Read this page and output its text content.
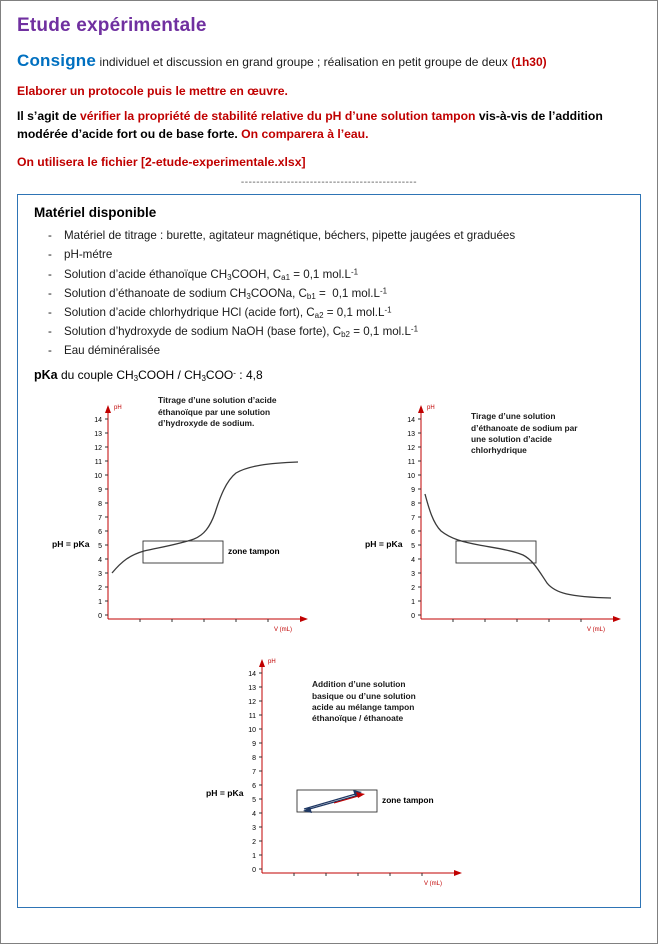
Etude expérimentale
Consigne individuel et discussion en grand groupe ; réalisation en petit groupe de deux (1h30)
Elaborer un protocole puis le mettre en œuvre.
Il s’agit de vérifier la propriété de stabilité relative du pH d’une solution tampon vis-à-vis de l’addition modérée d’acide fort ou de base forte. On comparera à l’eau.
On utilisera le fichier [2-etude-experimentale.xlsx]
----------------------------------------------
Matériel disponible
- Matériel de titrage : burette, agitateur magnétique, béchers, pipette jaugées et graduées
- pH-métre
- Solution d’acide éthanoïque $CH_3COOH$, $C_{a1} = 0,1$ $mol.L^{-1}$
- Solution d’éthanoate de sodium $CH_3COONa$, $C_{b1} = 0,1$ $mol.L^{-1}$
- Solution d’acide chlorhydrique HCl (acide fort), $C_{a2} = 0,1$ $mol.L^{-1}$
- Solution d’hydroxyde de sodium NaOH (base forte), $C_{b2} = 0,1$ $mol.L^{-1}$
- Eau déminéralisée
pKa du couple $CH_3COOH / CH_3COO^-$ : 4,8
pH
V (mL)
14
13
12
11
10
9
8
7
6
5
4
3
2
1
0
Titrage d’une solution d’acide éthanoïque par une solution d’hydroxyde de sodium.
pH = pKa
zone tampon
pH
V (mL)
14
13
12
11
10
9
8
7
6
5
4
3
2
1
0
Tirage d’une solution d’éthanoate de sodium par une solution d’acide chlorhydrique
pH = pKa
pH
V (mL)
14
13
12
11
10
9
8
7
6
5
4
3
2
1
0
Addition d’une solution basique ou d’une solution acide au mélange tampon éthanoïque / éthanoate
pH = pKa
zone tampon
-=-=-
_Your objective:_ Copy the listing in full and without alteration, omitting every picture.

_The completed task:_
Read this page and output its text content.
Etude expérimentale
Consigne individuel et discussion en grand groupe ; réalisation en petit groupe de deux (1h30)
Elaborer un protocole puis le mettre en œuvre.
Il s’agit de vérifier la propriété de stabilité relative du pH d’une solution tampon vis-à-vis de l’addition modérée d’acide fort ou de base forte. On comparera à l’eau.
On utilisera le fichier [2-etude-experimentale.xlsx]
----------------------------------------------
Matériel disponible
- Matériel de titrage : burette, agitateur magnétique, béchers, pipette jaugées et graduées
- pH-métre
- Solution d’acide éthanoïque $CH_3COOH$, $C_{a1} = 0,1$ $mol.L^{-1}$
- Solution d’éthanoate de sodium $CH_3COONa$, $C_{b1} = 0,1$ $mol.L^{-1}$
- Solution d’acide chlorhydrique HCl (acide fort), $C_{a2} = 0,1$ $mol.L^{-1}$
- Solution d’hydroxyde de sodium NaOH (base forte), $C_{b2} = 0,1$ $mol.L^{-1}$
- Eau déminéralisée
pKa du couple $CH_3COOH / CH_3COO^-$ : 4,8
pH
V (mL)
14
13
12
11
10
9
8
7
6
5
4
3
2
1
0
Titrage d’une solution d’acide éthanoïque par une solution d’hydroxyde de sodium.
pH = pKa
zone tampon
pH
V (mL)
14
13
12
11
10
9
8
7
6
5
4
3
2
1
0
Tirage d’une solution d’éthanoate de sodium par une solution d’acide chlorhydrique
pH = pKa
pH
V (mL)
14
13
12
11
10
9
8
7
6
5
4
3
2
1
0
Addition d’une solution basique ou d’une solution acide au mélange tampon éthanoïque / éthanoate
pH = pKa
zone tampon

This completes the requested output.